-- start of Source data --

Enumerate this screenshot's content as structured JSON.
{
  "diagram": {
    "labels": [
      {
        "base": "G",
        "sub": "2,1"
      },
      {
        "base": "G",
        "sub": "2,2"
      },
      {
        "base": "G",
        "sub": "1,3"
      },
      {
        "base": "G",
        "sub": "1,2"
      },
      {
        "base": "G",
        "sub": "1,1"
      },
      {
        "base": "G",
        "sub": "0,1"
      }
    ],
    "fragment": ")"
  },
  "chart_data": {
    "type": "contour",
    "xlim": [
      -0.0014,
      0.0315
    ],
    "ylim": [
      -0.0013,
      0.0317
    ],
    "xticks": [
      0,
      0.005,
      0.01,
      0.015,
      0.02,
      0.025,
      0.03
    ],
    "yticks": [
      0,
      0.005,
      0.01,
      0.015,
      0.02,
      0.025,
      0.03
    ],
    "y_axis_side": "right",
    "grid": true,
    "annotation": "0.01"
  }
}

-- end of Source data --

Exercise details
Transcribe every entry exactly.

Answer to this exercise
Enumerate this screenshot's content as structured JSON.
{
  "diagram": {
    "labels": [
      {
        "base": "G",
        "sub": "2,1"
      },
      {
        "base": "G",
        "sub": "2,2"
      },
      {
        "base": "G",
        "sub": "1,3"
      },
      {
        "base": "G",
        "sub": "1,2"
      },
      {
        "base": "G",
        "sub": "1,1"
      },
      {
        "base": "G",
        "sub": "0,1"
      }
    ],
    "fragment": ")"
  },
  "chart_data": {
    "type": "contour",
    "xlim": [
      -0.0014,
      0.0315
    ],
    "ylim": [
      -0.0013,
      0.0317
    ],
    "xticks": [
      0,
      0.005,
      0.01,
      0.015,
      0.02,
      0.025,
      0.03
    ],
    "yticks": [
      0,
      0.005,
      0.01,
      0.015,
      0.02,
      0.025,
      0.03
    ],
    "y_axis_side": "right",
    "grid": true,
    "annotation": "0.01"
  }
}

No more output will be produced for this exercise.